Dataset entries on figures:
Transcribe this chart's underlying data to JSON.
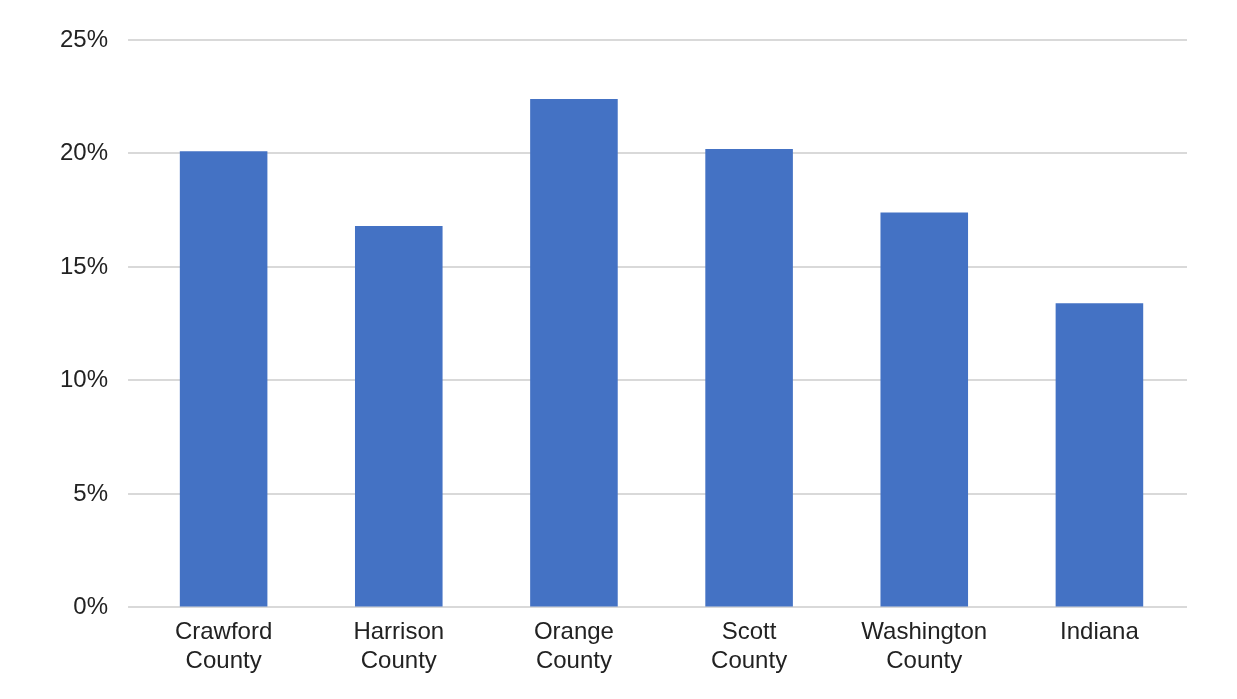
{
  "chart_data": {
    "type": "bar",
    "categories": [
      "Crawford County",
      "Harrison County",
      "Orange County",
      "Scott County",
      "Washington County",
      "Indiana"
    ],
    "values": [
      20.1,
      16.8,
      22.4,
      20.2,
      17.4,
      13.4
    ],
    "color": "#4472c4",
    "ylim": [
      0,
      25
    ],
    "yticks": [
      {
        "value": 0,
        "label": "0%"
      },
      {
        "value": 5,
        "label": "5%"
      },
      {
        "value": 10,
        "label": "10%"
      },
      {
        "value": 15,
        "label": "15%"
      },
      {
        "value": 20,
        "label": "20%"
      },
      {
        "value": 25,
        "label": "25%"
      }
    ],
    "grid": "y"
  }
}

Task to carry out: Retype every record above exactly as written, but leave out the pictures.

The output:
Transcribe this chart's underlying data to JSON.
{
  "chart_data": {
    "type": "bar",
    "categories": [
      "Crawford County",
      "Harrison County",
      "Orange County",
      "Scott County",
      "Washington County",
      "Indiana"
    ],
    "values": [
      20.1,
      16.8,
      22.4,
      20.2,
      17.4,
      13.4
    ],
    "color": "#4472c4",
    "ylim": [
      0,
      25
    ],
    "yticks": [
      {
        "value": 0,
        "label": "0%"
      },
      {
        "value": 5,
        "label": "5%"
      },
      {
        "value": 10,
        "label": "10%"
      },
      {
        "value": 15,
        "label": "15%"
      },
      {
        "value": 20,
        "label": "20%"
      },
      {
        "value": 25,
        "label": "25%"
      }
    ],
    "grid": "y"
  }
}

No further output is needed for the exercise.